Dataset records:
— BEGIN —

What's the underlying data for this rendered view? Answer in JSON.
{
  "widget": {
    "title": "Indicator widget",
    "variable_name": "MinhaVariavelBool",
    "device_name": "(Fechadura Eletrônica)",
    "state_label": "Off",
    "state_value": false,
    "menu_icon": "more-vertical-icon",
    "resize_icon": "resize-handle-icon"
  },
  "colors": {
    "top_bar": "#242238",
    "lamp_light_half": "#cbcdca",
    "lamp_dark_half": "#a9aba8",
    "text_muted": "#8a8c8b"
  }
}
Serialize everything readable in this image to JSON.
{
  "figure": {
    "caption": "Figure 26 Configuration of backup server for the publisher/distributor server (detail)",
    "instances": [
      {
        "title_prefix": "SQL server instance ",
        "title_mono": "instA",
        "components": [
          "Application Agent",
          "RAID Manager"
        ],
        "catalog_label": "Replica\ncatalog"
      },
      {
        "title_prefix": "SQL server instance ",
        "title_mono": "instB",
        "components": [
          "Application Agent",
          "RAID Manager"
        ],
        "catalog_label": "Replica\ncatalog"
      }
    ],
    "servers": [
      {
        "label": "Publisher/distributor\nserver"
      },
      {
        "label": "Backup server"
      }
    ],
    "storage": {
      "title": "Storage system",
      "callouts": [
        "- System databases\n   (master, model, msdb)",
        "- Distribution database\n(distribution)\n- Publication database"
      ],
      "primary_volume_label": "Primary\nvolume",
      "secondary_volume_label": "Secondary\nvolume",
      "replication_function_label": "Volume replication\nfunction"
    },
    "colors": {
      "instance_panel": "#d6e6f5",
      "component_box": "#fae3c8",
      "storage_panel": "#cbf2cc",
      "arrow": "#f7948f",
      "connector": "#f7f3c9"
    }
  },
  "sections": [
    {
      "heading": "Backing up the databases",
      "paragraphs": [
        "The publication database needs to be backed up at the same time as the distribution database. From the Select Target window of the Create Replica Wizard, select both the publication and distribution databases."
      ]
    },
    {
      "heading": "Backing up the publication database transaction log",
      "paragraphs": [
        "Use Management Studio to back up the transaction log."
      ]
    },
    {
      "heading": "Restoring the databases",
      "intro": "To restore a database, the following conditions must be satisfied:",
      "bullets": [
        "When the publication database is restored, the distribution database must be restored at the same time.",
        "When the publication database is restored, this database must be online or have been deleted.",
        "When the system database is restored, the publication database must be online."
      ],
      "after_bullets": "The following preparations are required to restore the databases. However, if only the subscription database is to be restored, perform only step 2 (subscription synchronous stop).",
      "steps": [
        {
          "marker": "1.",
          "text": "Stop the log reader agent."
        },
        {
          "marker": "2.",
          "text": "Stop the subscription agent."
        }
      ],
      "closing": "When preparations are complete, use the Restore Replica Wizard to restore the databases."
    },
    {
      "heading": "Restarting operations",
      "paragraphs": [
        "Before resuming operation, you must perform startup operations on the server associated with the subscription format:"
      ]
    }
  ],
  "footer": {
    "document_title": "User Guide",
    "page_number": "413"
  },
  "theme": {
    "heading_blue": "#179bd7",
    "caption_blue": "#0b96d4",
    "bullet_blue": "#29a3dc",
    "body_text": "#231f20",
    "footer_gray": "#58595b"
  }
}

— END —

What is needed: Reproduce the complete data exactly as presented above.

Solution below:
What's the underlying data for this rendered view? Answer in JSON.
{
  "widget": {
    "title": "Indicator widget",
    "variable_name": "MinhaVariavelBool",
    "device_name": "(Fechadura Eletrônica)",
    "state_label": "Off",
    "state_value": false,
    "menu_icon": "more-vertical-icon",
    "resize_icon": "resize-handle-icon"
  },
  "colors": {
    "top_bar": "#242238",
    "lamp_light_half": "#cbcdca",
    "lamp_dark_half": "#a9aba8",
    "text_muted": "#8a8c8b"
  }
}
Serialize everything readable in this image to JSON.
{
  "figure": {
    "caption": "Figure 26 Configuration of backup server for the publisher/distributor server (detail)",
    "instances": [
      {
        "title_prefix": "SQL server instance ",
        "title_mono": "instA",
        "components": [
          "Application Agent",
          "RAID Manager"
        ],
        "catalog_label": "Replica\ncatalog"
      },
      {
        "title_prefix": "SQL server instance ",
        "title_mono": "instB",
        "components": [
          "Application Agent",
          "RAID Manager"
        ],
        "catalog_label": "Replica\ncatalog"
      }
    ],
    "servers": [
      {
        "label": "Publisher/distributor\nserver"
      },
      {
        "label": "Backup server"
      }
    ],
    "storage": {
      "title": "Storage system",
      "callouts": [
        "- System databases\n   (master, model, msdb)",
        "- Distribution database\n(distribution)\n- Publication database"
      ],
      "primary_volume_label": "Primary\nvolume",
      "secondary_volume_label": "Secondary\nvolume",
      "replication_function_label": "Volume replication\nfunction"
    },
    "colors": {
      "instance_panel": "#d6e6f5",
      "component_box": "#fae3c8",
      "storage_panel": "#cbf2cc",
      "arrow": "#f7948f",
      "connector": "#f7f3c9"
    }
  },
  "sections": [
    {
      "heading": "Backing up the databases",
      "paragraphs": [
        "The publication database needs to be backed up at the same time as the distribution database. From the Select Target window of the Create Replica Wizard, select both the publication and distribution databases."
      ]
    },
    {
      "heading": "Backing up the publication database transaction log",
      "paragraphs": [
        "Use Management Studio to back up the transaction log."
      ]
    },
    {
      "heading": "Restoring the databases",
      "intro": "To restore a database, the following conditions must be satisfied:",
      "bullets": [
        "When the publication database is restored, the distribution database must be restored at the same time.",
        "When the publication database is restored, this database must be online or have been deleted.",
        "When the system database is restored, the publication database must be online."
      ],
      "after_bullets": "The following preparations are required to restore the databases. However, if only the subscription database is to be restored, perform only step 2 (subscription synchronous stop).",
      "steps": [
        {
          "marker": "1.",
          "text": "Stop the log reader agent."
        },
        {
          "marker": "2.",
          "text": "Stop the subscription agent."
        }
      ],
      "closing": "When preparations are complete, use the Restore Replica Wizard to restore the databases."
    },
    {
      "heading": "Restarting operations",
      "paragraphs": [
        "Before resuming operation, you must perform startup operations on the server associated with the subscription format:"
      ]
    }
  ],
  "footer": {
    "document_title": "User Guide",
    "page_number": "413"
  },
  "theme": {
    "heading_blue": "#179bd7",
    "caption_blue": "#0b96d4",
    "bullet_blue": "#29a3dc",
    "body_text": "#231f20",
    "footer_gray": "#58595b"
  }
}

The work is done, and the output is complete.